— BEGIN Data in this exercise —

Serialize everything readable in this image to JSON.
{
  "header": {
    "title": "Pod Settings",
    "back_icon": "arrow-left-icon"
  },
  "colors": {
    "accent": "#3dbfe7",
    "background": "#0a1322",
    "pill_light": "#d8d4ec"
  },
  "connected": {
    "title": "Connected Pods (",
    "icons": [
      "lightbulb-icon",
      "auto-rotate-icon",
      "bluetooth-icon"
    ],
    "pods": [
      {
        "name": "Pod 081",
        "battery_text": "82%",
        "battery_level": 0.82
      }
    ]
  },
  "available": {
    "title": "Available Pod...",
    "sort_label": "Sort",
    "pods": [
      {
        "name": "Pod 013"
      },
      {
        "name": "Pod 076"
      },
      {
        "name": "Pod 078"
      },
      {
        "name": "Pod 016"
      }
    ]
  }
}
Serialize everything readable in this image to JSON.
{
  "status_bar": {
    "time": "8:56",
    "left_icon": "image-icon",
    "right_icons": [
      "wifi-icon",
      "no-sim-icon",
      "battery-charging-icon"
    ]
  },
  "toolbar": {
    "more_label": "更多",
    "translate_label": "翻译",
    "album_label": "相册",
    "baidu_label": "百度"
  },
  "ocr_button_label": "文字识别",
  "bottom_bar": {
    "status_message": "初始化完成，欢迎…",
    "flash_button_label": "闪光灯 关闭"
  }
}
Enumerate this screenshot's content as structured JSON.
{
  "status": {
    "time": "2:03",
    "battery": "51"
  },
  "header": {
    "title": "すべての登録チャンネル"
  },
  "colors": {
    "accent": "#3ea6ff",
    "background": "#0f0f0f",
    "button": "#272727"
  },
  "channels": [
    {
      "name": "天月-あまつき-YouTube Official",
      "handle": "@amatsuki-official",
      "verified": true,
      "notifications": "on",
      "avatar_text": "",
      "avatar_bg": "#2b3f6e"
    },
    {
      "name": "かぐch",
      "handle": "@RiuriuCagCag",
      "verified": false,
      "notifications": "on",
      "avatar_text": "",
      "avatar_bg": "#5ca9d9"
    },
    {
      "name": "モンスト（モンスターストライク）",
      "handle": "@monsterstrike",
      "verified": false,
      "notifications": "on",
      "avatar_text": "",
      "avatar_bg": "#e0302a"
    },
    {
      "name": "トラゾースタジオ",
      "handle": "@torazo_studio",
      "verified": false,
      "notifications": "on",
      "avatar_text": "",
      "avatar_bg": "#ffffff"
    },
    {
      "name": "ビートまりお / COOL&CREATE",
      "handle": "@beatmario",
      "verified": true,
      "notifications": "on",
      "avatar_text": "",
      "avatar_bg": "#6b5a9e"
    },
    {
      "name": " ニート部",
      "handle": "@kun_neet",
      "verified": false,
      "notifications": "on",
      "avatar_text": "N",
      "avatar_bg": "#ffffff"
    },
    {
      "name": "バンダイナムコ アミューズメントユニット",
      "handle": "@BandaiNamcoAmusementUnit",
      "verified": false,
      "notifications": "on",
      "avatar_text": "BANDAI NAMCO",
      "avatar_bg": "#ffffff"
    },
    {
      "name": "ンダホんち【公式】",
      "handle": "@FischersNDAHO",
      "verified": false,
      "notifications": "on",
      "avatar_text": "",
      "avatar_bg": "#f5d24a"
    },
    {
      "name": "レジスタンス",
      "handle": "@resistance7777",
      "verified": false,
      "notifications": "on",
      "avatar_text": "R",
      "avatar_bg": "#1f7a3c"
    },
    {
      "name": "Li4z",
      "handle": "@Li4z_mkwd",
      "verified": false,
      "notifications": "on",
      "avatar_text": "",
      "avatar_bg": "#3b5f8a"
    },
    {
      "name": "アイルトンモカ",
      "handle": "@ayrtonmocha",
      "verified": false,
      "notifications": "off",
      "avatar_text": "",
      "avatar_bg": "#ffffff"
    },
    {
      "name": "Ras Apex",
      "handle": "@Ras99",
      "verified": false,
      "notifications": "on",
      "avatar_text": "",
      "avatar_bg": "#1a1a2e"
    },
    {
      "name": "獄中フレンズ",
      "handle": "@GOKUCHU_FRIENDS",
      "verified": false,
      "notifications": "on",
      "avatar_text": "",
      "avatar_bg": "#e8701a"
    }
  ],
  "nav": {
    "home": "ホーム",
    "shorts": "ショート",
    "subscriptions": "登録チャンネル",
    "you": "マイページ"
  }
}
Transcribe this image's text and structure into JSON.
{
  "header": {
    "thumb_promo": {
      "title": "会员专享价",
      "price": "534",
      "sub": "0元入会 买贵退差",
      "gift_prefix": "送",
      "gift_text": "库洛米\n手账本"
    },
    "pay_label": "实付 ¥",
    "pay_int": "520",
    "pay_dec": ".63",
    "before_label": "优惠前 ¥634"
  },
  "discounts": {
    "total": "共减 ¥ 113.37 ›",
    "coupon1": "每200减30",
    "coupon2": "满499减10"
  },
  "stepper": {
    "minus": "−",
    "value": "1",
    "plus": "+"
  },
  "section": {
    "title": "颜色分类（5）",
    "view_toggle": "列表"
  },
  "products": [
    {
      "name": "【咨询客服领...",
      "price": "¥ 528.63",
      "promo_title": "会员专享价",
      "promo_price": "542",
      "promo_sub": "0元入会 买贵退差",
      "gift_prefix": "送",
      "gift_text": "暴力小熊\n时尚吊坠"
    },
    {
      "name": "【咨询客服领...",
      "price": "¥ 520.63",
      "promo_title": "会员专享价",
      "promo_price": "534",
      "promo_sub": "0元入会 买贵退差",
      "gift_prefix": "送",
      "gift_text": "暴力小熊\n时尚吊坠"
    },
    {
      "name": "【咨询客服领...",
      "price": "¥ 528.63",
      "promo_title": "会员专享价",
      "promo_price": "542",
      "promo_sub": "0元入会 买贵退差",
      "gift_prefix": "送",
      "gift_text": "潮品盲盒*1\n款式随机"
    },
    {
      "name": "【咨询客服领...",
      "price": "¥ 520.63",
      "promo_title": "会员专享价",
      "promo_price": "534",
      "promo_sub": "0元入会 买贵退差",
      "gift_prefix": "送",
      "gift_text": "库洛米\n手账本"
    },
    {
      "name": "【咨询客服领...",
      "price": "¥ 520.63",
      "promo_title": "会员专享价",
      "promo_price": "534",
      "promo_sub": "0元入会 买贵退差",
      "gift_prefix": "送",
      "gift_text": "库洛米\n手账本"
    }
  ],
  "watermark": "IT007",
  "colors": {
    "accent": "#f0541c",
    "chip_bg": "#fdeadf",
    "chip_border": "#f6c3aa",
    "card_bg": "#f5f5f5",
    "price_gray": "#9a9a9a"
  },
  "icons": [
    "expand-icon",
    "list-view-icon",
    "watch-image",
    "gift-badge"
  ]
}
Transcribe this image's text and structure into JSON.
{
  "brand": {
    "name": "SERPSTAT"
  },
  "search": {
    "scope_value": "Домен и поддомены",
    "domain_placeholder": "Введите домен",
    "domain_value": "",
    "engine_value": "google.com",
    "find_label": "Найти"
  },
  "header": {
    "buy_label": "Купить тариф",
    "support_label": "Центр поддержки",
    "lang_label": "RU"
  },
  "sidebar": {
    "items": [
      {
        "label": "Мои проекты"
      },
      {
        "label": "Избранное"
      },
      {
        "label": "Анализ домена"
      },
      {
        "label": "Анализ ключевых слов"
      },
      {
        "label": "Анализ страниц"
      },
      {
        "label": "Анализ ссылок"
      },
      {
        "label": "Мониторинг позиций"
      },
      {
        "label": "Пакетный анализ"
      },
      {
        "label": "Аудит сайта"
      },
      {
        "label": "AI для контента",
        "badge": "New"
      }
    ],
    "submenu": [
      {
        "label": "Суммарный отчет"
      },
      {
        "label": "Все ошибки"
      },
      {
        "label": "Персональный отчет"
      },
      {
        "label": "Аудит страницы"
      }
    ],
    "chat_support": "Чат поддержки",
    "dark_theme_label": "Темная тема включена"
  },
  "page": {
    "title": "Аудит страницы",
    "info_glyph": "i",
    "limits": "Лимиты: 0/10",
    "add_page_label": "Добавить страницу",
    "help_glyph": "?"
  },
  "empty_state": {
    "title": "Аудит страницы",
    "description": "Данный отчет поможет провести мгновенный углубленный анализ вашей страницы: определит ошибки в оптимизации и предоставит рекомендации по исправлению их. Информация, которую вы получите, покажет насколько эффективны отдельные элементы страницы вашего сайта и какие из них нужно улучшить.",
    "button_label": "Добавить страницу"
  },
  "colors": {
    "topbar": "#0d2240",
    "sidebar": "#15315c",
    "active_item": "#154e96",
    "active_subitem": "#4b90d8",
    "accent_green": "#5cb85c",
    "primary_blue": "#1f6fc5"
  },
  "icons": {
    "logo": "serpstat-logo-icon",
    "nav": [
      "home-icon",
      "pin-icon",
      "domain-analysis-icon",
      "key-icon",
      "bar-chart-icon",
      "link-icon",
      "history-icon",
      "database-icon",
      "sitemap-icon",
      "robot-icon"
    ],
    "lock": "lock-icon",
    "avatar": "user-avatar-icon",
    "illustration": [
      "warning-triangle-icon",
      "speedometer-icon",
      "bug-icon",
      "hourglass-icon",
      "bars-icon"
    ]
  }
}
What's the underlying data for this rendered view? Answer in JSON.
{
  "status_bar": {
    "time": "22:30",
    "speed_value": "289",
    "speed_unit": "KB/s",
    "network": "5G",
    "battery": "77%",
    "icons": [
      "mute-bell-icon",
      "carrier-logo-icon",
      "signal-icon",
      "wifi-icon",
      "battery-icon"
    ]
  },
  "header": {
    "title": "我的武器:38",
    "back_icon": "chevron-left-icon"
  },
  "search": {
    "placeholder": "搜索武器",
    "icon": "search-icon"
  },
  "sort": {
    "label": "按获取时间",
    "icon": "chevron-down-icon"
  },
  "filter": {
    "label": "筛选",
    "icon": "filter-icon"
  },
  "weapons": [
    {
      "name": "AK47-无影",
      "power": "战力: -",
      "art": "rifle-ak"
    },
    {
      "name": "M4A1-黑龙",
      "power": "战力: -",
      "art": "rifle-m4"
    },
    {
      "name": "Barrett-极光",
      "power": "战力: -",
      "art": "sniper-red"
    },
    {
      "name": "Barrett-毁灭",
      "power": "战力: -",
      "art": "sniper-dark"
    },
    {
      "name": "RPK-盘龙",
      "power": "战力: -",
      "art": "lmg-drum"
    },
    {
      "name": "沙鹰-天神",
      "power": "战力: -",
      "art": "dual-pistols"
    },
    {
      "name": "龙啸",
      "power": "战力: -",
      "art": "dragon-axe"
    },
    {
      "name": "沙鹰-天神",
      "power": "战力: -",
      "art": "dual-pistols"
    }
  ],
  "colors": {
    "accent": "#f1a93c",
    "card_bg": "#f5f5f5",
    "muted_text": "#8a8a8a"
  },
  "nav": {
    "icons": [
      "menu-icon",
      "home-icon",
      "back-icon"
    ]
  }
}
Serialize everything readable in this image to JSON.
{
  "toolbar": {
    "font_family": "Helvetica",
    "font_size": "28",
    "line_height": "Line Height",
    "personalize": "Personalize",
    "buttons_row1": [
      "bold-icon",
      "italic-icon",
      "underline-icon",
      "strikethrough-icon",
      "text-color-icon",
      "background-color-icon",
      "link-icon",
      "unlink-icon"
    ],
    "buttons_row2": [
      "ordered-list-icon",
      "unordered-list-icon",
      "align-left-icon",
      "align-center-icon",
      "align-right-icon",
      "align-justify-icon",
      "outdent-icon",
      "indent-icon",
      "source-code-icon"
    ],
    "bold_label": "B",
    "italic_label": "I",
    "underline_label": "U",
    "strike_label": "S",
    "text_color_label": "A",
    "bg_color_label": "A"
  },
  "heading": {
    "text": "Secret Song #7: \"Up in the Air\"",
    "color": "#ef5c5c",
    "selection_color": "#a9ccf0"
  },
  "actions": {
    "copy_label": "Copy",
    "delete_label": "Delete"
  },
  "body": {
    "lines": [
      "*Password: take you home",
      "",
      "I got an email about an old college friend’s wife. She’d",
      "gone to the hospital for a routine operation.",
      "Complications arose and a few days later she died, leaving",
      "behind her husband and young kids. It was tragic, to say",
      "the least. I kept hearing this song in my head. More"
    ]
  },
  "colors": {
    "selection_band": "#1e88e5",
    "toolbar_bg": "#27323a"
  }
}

— END Data in this exercise —

Problem to solve – Determine how many lines contain the word "отчет" and reply with that number alone.

The output – 3